#### SOURCE MATERIAL

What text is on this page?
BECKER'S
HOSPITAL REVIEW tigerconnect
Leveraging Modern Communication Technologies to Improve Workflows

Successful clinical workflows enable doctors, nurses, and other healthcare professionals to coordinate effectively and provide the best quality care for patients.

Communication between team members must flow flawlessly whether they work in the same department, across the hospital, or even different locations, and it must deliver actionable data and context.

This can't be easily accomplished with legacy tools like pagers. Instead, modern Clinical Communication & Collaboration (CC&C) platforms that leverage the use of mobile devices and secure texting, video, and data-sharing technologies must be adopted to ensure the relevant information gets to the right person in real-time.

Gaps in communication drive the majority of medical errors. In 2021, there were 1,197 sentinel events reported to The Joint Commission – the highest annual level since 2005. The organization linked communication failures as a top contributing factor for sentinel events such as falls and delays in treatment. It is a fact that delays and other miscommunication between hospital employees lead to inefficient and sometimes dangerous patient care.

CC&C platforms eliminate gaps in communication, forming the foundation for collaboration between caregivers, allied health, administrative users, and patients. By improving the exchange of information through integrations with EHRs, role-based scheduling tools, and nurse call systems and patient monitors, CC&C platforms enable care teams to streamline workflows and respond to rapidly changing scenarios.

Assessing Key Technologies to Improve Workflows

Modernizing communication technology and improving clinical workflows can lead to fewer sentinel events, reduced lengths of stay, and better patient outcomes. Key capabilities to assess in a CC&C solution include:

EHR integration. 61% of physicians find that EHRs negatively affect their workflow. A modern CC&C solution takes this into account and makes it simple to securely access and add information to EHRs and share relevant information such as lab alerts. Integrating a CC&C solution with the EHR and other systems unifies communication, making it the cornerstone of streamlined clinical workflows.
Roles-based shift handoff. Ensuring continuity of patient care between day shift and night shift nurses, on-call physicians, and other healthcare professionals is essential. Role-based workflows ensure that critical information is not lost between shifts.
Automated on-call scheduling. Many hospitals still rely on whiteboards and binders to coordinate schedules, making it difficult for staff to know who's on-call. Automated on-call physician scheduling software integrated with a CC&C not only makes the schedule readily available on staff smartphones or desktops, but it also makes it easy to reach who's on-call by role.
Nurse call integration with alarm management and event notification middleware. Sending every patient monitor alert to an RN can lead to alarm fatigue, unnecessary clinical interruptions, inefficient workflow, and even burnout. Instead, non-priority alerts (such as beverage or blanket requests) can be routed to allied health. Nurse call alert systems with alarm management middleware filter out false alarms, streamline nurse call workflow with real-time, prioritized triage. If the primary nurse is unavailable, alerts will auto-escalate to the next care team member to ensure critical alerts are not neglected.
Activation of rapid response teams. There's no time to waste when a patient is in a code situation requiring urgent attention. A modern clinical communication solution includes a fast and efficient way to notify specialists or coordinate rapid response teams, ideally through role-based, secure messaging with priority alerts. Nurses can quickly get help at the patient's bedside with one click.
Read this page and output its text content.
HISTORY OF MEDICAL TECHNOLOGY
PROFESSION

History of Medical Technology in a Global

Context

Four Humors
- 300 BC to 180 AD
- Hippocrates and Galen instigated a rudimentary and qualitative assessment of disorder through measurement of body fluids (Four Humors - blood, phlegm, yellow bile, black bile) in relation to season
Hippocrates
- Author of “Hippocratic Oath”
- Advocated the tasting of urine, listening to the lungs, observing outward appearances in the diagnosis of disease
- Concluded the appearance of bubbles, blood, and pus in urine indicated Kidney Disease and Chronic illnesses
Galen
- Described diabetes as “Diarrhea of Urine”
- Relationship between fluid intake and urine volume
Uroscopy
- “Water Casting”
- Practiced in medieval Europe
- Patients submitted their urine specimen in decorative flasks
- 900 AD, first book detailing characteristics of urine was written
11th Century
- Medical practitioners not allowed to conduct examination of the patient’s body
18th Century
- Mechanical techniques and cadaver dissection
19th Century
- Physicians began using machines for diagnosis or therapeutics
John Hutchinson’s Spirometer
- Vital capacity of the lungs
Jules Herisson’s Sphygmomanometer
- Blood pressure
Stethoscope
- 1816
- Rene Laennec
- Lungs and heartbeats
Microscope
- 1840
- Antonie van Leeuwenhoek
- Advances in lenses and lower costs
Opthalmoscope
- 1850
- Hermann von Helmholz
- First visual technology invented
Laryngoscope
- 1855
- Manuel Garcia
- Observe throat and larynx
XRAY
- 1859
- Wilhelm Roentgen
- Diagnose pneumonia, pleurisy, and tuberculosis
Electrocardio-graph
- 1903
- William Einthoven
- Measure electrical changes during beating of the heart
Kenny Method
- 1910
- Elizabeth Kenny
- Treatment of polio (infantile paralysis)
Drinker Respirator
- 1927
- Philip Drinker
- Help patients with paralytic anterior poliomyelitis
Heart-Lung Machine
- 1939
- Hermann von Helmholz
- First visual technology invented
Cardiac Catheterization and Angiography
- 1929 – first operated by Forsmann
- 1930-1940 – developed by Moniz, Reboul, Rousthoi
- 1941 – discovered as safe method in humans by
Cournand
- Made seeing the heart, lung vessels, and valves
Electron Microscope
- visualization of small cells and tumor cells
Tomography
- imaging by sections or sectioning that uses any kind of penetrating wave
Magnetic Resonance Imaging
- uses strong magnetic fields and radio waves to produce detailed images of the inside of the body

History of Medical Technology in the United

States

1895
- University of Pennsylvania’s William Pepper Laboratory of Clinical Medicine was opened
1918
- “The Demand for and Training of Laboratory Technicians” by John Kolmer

########

ASSIGNED TASK: Line by line, retype all the entries exactly as they are shown.

REPLY TO THE TASK:
What text is on this page?
BECKER'S
HOSPITAL REVIEW tigerconnect
Leveraging Modern Communication Technologies to Improve Workflows

Successful clinical workflows enable doctors, nurses, and other healthcare professionals to coordinate effectively and provide the best quality care for patients.

Communication between team members must flow flawlessly whether they work in the same department, across the hospital, or even different locations, and it must deliver actionable data and context.

This can't be easily accomplished with legacy tools like pagers. Instead, modern Clinical Communication & Collaboration (CC&C) platforms that leverage the use of mobile devices and secure texting, video, and data-sharing technologies must be adopted to ensure the relevant information gets to the right person in real-time.

Gaps in communication drive the majority of medical errors. In 2021, there were 1,197 sentinel events reported to The Joint Commission – the highest annual level since 2005. The organization linked communication failures as a top contributing factor for sentinel events such as falls and delays in treatment. It is a fact that delays and other miscommunication between hospital employees lead to inefficient and sometimes dangerous patient care.

CC&C platforms eliminate gaps in communication, forming the foundation for collaboration between caregivers, allied health, administrative users, and patients. By improving the exchange of information through integrations with EHRs, role-based scheduling tools, and nurse call systems and patient monitors, CC&C platforms enable care teams to streamline workflows and respond to rapidly changing scenarios.

Assessing Key Technologies to Improve Workflows

Modernizing communication technology and improving clinical workflows can lead to fewer sentinel events, reduced lengths of stay, and better patient outcomes. Key capabilities to assess in a CC&C solution include:

EHR integration. 61% of physicians find that EHRs negatively affect their workflow. A modern CC&C solution takes this into account and makes it simple to securely access and add information to EHRs and share relevant information such as lab alerts. Integrating a CC&C solution with the EHR and other systems unifies communication, making it the cornerstone of streamlined clinical workflows.
Roles-based shift handoff. Ensuring continuity of patient care between day shift and night shift nurses, on-call physicians, and other healthcare professionals is essential. Role-based workflows ensure that critical information is not lost between shifts.
Automated on-call scheduling. Many hospitals still rely on whiteboards and binders to coordinate schedules, making it difficult for staff to know who's on-call. Automated on-call physician scheduling software integrated with a CC&C not only makes the schedule readily available on staff smartphones or desktops, but it also makes it easy to reach who's on-call by role.
Nurse call integration with alarm management and event notification middleware. Sending every patient monitor alert to an RN can lead to alarm fatigue, unnecessary clinical interruptions, inefficient workflow, and even burnout. Instead, non-priority alerts (such as beverage or blanket requests) can be routed to allied health. Nurse call alert systems with alarm management middleware filter out false alarms, streamline nurse call workflow with real-time, prioritized triage. If the primary nurse is unavailable, alerts will auto-escalate to the next care team member to ensure critical alerts are not neglected.
Activation of rapid response teams. There's no time to waste when a patient is in a code situation requiring urgent attention. A modern clinical communication solution includes a fast and efficient way to notify specialists or coordinate rapid response teams, ideally through role-based, secure messaging with priority alerts. Nurses can quickly get help at the patient's bedside with one click.
Read this page and output its text content.
HISTORY OF MEDICAL TECHNOLOGY
PROFESSION

History of Medical Technology in a Global

Context

Four Humors
- 300 BC to 180 AD
- Hippocrates and Galen instigated a rudimentary and qualitative assessment of disorder through measurement of body fluids (Four Humors - blood, phlegm, yellow bile, black bile) in relation to season
Hippocrates
- Author of “Hippocratic Oath”
- Advocated the tasting of urine, listening to the lungs, observing outward appearances in the diagnosis of disease
- Concluded the appearance of bubbles, blood, and pus in urine indicated Kidney Disease and Chronic illnesses
Galen
- Described diabetes as “Diarrhea of Urine”
- Relationship between fluid intake and urine volume
Uroscopy
- “Water Casting”
- Practiced in medieval Europe
- Patients submitted their urine specimen in decorative flasks
- 900 AD, first book detailing characteristics of urine was written
11th Century
- Medical practitioners not allowed to conduct examination of the patient’s body
18th Century
- Mechanical techniques and cadaver dissection
19th Century
- Physicians began using machines for diagnosis or therapeutics
John Hutchinson’s Spirometer
- Vital capacity of the lungs
Jules Herisson’s Sphygmomanometer
- Blood pressure
Stethoscope
- 1816
- Rene Laennec
- Lungs and heartbeats
Microscope
- 1840
- Antonie van Leeuwenhoek
- Advances in lenses and lower costs
Opthalmoscope
- 1850
- Hermann von Helmholz
- First visual technology invented
Laryngoscope
- 1855
- Manuel Garcia
- Observe throat and larynx
XRAY
- 1859
- Wilhelm Roentgen
- Diagnose pneumonia, pleurisy, and tuberculosis
Electrocardio-graph
- 1903
- William Einthoven
- Measure electrical changes during beating of the heart
Kenny Method
- 1910
- Elizabeth Kenny
- Treatment of polio (infantile paralysis)
Drinker Respirator
- 1927
- Philip Drinker
- Help patients with paralytic anterior poliomyelitis
Heart-Lung Machine
- 1939
- Hermann von Helmholz
- First visual technology invented
Cardiac Catheterization and Angiography
- 1929 – first operated by Forsmann
- 1930-1940 – developed by Moniz, Reboul, Rousthoi
- 1941 – discovered as safe method in humans by
Cournand
- Made seeing the heart, lung vessels, and valves
Electron Microscope
- visualization of small cells and tumor cells
Tomography
- imaging by sections or sectioning that uses any kind of penetrating wave
Magnetic Resonance Imaging
- uses strong magnetic fields and radio waves to produce detailed images of the inside of the body

History of Medical Technology in the United

States

1895
- University of Pennsylvania’s William Pepper Laboratory of Clinical Medicine was opened
1918
- “The Demand for and Training of Laboratory Technicians” by John Kolmer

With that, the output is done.